• _Directions for this task_: Copy the lines of each of the records below verbatim.
-------- Data provided --------
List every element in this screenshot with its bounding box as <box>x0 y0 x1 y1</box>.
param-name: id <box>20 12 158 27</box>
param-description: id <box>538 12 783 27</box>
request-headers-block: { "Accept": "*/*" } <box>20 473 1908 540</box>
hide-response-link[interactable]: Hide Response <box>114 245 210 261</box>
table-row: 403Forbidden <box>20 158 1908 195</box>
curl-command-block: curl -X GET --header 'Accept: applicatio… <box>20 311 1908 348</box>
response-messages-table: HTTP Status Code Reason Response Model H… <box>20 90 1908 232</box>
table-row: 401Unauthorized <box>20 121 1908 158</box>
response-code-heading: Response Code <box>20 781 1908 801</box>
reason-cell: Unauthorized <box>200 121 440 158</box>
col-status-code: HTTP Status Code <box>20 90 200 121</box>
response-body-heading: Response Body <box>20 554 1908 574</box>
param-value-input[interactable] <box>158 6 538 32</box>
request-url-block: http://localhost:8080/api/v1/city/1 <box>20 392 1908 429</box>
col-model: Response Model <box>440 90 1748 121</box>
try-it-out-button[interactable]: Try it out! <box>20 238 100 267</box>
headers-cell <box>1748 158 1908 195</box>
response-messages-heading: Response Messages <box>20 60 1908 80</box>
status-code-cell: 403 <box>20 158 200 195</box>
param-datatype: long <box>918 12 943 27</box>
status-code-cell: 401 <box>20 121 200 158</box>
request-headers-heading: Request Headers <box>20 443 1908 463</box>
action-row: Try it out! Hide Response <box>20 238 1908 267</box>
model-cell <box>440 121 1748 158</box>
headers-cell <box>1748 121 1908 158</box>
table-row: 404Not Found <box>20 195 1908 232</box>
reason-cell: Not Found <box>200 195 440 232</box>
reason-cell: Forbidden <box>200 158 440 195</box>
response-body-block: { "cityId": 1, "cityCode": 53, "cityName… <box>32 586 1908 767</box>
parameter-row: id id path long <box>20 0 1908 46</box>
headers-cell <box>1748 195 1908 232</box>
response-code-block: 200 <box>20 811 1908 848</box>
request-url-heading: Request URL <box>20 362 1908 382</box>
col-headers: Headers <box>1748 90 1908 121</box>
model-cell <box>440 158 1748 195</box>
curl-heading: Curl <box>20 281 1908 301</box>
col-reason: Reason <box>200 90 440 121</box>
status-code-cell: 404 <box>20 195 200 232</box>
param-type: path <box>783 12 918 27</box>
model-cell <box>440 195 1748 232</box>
--------
• _The reply_:
List every element in this screenshot with its bounding box as <box>x0 y0 x1 y1</box>.
param-name: id <box>20 12 158 27</box>
param-description: id <box>538 12 783 27</box>
request-headers-block: { "Accept": "*/*" } <box>20 473 1908 540</box>
hide-response-link[interactable]: Hide Response <box>114 245 210 261</box>
table-row: 403Forbidden <box>20 158 1908 195</box>
curl-command-block: curl -X GET --header 'Accept: applicatio… <box>20 311 1908 348</box>
response-messages-table: HTTP Status Code Reason Response Model H… <box>20 90 1908 232</box>
table-row: 401Unauthorized <box>20 121 1908 158</box>
response-code-heading: Response Code <box>20 781 1908 801</box>
reason-cell: Unauthorized <box>200 121 440 158</box>
col-status-code: HTTP Status Code <box>20 90 200 121</box>
response-body-heading: Response Body <box>20 554 1908 574</box>
param-value-input[interactable] <box>158 6 538 32</box>
request-url-block: http://localhost:8080/api/v1/city/1 <box>20 392 1908 429</box>
col-model: Response Model <box>440 90 1748 121</box>
try-it-out-button[interactable]: Try it out! <box>20 238 100 267</box>
headers-cell <box>1748 158 1908 195</box>
response-messages-heading: Response Messages <box>20 60 1908 80</box>
status-code-cell: 403 <box>20 158 200 195</box>
param-datatype: long <box>918 12 943 27</box>
status-code-cell: 401 <box>20 121 200 158</box>
request-headers-heading: Request Headers <box>20 443 1908 463</box>
action-row: Try it out! Hide Response <box>20 238 1908 267</box>
model-cell <box>440 121 1748 158</box>
headers-cell <box>1748 121 1908 158</box>
table-row: 404Not Found <box>20 195 1908 232</box>
reason-cell: Not Found <box>200 195 440 232</box>
reason-cell: Forbidden <box>200 158 440 195</box>
response-body-block: { "cityId": 1, "cityCode": 53, "cityName… <box>32 586 1908 767</box>
parameter-row: id id path long <box>20 0 1908 46</box>
headers-cell <box>1748 195 1908 232</box>
response-code-block: 200 <box>20 811 1908 848</box>
request-url-heading: Request URL <box>20 362 1908 382</box>
col-headers: Headers <box>1748 90 1908 121</box>
model-cell <box>440 158 1748 195</box>
curl-heading: Curl <box>20 281 1908 301</box>
col-reason: Reason <box>200 90 440 121</box>
status-code-cell: 404 <box>20 195 200 232</box>
param-type: path <box>783 12 918 27</box>
model-cell <box>440 195 1748 232</box>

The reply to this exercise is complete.